**ASSIGNMENT**
Find the string "benefits" in the records. Copy every line it appears in.
☆ ☆ ☆ ☆ ☆ ☆ ☆
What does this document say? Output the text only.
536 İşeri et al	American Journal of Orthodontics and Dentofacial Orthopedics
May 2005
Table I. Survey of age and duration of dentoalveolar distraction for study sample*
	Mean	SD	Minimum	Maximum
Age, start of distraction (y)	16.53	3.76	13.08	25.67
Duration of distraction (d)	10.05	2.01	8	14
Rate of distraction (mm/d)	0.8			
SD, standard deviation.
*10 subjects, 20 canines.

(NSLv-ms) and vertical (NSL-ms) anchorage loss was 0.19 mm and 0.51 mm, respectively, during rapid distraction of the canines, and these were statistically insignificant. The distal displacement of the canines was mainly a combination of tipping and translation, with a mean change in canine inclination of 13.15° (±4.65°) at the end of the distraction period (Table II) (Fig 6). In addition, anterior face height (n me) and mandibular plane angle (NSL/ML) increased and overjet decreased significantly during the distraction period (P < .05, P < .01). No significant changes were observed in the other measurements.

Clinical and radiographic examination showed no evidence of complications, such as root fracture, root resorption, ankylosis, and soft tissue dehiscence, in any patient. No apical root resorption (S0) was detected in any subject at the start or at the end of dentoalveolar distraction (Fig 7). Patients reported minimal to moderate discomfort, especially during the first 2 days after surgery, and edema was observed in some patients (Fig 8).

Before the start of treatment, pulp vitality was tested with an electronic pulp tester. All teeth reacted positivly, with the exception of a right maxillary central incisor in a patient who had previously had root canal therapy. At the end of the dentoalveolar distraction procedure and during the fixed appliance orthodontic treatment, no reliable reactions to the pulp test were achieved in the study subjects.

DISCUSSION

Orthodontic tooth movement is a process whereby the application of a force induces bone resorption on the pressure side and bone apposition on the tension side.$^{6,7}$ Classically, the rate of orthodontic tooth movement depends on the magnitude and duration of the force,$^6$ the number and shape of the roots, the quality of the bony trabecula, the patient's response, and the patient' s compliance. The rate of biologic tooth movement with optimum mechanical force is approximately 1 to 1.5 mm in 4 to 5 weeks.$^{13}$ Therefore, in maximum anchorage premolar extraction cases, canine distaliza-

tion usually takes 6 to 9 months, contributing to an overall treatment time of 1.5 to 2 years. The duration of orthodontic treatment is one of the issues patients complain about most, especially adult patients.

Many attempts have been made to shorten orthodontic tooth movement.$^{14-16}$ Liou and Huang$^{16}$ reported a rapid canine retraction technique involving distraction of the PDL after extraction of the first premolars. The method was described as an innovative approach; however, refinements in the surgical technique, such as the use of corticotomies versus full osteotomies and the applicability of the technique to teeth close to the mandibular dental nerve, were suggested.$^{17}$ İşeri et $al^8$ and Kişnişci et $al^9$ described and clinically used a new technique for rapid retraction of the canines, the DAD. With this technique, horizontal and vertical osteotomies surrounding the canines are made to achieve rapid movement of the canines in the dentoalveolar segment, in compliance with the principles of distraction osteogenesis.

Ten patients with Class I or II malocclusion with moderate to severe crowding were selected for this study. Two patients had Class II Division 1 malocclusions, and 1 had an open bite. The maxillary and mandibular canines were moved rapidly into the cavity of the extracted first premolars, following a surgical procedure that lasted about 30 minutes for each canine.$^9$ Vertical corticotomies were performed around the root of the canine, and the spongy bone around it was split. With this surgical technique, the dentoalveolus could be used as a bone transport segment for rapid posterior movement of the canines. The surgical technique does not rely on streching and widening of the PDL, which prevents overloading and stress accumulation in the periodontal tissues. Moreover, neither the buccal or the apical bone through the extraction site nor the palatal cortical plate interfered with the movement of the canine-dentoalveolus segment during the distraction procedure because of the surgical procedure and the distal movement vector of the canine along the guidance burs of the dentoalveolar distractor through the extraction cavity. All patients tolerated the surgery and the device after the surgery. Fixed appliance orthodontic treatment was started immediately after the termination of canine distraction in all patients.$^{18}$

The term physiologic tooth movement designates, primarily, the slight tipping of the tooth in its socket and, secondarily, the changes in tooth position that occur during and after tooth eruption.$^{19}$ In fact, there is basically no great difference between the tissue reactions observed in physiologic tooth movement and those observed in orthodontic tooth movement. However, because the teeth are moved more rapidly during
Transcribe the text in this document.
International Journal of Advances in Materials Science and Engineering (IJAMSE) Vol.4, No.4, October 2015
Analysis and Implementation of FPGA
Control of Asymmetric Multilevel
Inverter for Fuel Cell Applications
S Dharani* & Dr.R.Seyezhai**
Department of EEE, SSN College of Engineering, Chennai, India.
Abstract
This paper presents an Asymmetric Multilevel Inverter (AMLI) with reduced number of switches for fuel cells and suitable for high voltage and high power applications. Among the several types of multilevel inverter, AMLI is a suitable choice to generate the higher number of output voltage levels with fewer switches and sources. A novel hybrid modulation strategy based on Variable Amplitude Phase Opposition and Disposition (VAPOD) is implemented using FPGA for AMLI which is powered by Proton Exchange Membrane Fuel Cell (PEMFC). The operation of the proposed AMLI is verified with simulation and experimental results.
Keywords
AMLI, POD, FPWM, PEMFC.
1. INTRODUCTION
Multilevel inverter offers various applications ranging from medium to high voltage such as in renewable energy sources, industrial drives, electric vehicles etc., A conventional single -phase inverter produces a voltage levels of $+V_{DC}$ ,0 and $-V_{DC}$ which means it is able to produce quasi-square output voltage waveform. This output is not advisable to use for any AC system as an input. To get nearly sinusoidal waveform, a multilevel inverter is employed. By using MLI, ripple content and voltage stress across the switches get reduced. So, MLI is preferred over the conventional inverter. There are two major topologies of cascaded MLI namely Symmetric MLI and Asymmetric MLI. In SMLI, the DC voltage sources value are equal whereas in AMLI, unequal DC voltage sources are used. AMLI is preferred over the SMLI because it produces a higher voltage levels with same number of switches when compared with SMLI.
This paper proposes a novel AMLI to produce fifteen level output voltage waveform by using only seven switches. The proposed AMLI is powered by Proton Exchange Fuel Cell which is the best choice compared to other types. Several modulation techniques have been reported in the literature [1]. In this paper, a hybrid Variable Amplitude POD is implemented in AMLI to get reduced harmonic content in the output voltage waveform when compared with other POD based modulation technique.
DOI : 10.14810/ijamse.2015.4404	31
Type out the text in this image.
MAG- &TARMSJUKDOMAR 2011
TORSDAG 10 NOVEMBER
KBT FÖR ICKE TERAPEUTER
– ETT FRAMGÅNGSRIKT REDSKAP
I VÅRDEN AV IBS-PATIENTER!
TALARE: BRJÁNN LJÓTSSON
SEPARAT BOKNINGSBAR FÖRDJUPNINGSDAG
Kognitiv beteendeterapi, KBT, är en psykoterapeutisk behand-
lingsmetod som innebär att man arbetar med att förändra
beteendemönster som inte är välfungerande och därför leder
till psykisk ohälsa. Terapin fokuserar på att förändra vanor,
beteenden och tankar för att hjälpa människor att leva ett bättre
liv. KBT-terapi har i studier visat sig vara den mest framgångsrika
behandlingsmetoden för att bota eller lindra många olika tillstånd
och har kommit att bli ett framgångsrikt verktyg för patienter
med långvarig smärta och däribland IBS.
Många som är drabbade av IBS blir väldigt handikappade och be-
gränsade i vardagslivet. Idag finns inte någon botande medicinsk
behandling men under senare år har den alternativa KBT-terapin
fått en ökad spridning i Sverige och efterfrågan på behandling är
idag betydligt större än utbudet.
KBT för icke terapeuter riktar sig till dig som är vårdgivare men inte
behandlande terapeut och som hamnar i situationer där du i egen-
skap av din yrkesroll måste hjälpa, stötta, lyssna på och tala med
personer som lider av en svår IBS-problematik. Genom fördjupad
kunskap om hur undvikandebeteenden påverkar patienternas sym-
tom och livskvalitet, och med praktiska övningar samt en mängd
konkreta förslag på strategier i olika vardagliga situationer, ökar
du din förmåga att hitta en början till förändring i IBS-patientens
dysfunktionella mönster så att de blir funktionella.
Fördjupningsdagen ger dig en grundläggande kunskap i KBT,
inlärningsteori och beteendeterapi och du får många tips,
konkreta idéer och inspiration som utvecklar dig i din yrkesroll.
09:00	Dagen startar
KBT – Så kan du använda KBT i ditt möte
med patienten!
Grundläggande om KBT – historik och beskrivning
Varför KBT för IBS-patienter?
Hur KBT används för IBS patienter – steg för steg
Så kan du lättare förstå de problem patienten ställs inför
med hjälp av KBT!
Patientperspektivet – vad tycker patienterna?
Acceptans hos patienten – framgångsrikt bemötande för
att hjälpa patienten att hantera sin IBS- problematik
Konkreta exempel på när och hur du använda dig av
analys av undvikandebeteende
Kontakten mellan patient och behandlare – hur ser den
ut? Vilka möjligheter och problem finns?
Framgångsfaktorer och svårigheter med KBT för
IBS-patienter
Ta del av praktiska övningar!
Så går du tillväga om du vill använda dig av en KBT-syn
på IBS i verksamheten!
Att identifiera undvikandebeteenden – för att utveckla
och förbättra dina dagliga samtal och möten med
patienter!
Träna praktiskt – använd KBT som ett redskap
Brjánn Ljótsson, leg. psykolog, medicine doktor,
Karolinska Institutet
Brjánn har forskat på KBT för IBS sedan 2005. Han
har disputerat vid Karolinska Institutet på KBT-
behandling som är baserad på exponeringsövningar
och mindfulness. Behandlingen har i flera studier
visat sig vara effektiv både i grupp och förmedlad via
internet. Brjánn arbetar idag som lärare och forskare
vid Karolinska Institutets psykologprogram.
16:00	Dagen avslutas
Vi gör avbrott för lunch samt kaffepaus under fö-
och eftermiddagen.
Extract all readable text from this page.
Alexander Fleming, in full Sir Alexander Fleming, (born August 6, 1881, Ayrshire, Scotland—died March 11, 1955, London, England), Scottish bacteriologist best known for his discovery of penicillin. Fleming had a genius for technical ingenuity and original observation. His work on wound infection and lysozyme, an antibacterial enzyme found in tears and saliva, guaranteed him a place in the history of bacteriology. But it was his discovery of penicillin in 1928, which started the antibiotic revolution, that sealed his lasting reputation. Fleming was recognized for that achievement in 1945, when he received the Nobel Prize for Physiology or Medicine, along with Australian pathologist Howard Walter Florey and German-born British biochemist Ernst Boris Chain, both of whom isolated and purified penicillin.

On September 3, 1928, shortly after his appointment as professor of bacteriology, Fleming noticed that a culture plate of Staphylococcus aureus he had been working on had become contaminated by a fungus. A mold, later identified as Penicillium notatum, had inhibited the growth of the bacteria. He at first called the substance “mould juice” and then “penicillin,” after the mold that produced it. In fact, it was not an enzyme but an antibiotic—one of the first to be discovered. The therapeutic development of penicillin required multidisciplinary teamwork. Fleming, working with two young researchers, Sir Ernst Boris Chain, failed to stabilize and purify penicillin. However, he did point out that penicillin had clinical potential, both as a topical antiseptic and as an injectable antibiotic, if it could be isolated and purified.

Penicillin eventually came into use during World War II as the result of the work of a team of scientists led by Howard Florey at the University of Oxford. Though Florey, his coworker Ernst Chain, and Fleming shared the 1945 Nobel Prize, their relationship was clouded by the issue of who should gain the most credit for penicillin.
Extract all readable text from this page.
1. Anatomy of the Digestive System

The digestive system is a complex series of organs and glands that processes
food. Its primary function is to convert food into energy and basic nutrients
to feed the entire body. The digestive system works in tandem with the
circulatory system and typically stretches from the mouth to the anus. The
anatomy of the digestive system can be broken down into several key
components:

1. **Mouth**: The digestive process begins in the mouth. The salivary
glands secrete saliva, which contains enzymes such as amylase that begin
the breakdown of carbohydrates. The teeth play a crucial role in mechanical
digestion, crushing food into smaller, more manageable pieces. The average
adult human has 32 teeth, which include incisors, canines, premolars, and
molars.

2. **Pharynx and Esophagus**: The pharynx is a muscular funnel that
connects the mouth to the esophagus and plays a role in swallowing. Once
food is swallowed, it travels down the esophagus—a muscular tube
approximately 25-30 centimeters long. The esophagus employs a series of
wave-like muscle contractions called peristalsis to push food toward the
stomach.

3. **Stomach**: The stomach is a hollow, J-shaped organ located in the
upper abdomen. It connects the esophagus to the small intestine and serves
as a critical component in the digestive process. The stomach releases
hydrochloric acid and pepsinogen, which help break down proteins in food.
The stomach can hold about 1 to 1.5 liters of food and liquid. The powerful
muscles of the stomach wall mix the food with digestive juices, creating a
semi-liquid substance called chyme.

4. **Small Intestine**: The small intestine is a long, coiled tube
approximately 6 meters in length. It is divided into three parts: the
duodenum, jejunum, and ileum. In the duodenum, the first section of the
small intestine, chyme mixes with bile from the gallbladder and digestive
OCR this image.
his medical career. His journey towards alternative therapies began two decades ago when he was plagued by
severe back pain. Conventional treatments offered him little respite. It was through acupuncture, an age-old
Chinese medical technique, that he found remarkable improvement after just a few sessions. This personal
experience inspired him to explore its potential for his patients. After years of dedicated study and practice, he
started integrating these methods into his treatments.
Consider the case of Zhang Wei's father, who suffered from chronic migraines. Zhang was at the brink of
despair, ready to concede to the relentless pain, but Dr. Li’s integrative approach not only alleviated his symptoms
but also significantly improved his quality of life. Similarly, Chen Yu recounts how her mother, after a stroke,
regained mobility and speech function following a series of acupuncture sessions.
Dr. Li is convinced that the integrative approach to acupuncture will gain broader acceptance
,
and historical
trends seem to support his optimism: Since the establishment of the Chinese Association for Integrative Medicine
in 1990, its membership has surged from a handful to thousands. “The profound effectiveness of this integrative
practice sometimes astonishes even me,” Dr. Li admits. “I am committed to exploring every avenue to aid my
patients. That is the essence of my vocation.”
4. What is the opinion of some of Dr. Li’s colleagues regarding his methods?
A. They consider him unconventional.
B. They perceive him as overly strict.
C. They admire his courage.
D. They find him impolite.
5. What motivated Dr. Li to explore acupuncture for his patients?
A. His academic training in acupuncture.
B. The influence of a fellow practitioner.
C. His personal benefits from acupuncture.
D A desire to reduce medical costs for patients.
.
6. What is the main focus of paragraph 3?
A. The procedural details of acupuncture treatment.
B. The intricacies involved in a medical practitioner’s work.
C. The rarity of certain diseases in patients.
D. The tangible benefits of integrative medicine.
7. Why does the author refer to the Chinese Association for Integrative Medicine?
☆ ☆ ☆ ☆ ☆ ☆ ☆
**SOLUTION TO THIS PROBLEM**
C. His personal benefits from acupuncture.
D. The tangible benefits of integrative medicine.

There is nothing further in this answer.